EXERCISE AIM: Each line below that contains "true" counts once; report the total and nothing more.
=== DATA SECTION ===
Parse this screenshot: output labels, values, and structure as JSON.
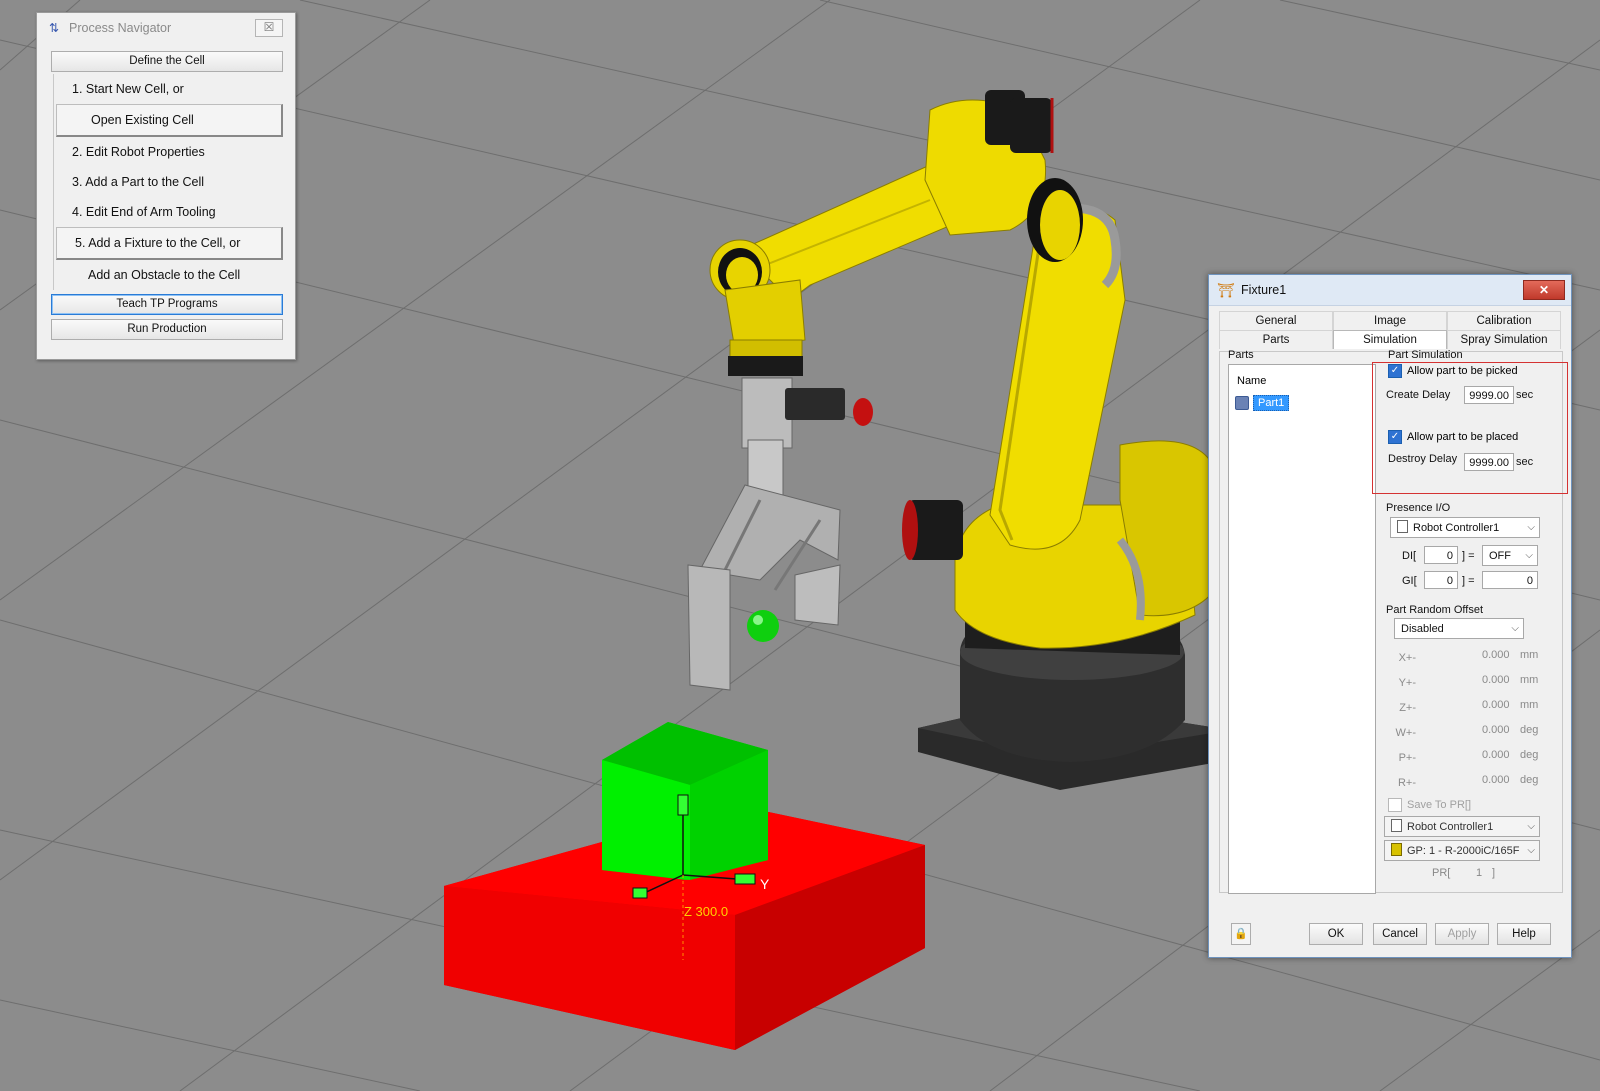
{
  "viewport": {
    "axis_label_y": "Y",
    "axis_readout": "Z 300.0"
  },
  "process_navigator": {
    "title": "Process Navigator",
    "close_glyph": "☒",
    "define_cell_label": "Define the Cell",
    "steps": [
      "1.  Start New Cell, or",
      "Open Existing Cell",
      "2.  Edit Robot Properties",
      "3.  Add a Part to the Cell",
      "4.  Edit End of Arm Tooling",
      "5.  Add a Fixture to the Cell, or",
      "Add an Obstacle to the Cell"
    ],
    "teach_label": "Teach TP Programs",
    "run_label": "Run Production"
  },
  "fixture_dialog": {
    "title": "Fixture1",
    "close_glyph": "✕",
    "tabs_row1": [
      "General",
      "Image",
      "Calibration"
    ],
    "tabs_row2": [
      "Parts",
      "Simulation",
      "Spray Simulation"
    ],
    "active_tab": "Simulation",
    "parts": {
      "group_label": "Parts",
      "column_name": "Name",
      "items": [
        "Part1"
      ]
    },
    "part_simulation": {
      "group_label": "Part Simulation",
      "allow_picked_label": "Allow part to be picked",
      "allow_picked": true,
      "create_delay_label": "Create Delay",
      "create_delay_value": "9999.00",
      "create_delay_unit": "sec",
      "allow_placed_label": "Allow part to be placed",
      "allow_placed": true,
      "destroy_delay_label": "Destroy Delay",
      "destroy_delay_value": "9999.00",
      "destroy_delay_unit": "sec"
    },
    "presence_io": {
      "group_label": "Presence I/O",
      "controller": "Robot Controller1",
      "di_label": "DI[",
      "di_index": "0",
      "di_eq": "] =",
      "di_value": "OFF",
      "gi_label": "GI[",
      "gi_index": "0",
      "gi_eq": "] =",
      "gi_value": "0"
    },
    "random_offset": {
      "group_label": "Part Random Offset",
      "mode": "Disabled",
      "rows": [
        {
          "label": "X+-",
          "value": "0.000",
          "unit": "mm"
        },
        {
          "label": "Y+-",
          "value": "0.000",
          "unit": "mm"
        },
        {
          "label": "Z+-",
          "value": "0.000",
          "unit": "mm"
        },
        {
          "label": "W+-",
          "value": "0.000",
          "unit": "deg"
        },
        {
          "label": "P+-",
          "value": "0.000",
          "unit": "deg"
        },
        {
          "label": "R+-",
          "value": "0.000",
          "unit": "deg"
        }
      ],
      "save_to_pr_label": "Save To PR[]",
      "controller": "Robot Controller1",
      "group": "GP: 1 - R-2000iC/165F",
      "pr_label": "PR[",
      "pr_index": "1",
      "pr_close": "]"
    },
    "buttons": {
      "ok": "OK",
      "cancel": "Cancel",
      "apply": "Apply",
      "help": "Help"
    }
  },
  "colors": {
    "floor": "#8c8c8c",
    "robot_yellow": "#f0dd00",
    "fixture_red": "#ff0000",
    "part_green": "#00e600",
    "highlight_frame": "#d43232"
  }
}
===
SOLUTION FOR THIS PROBLEM: 2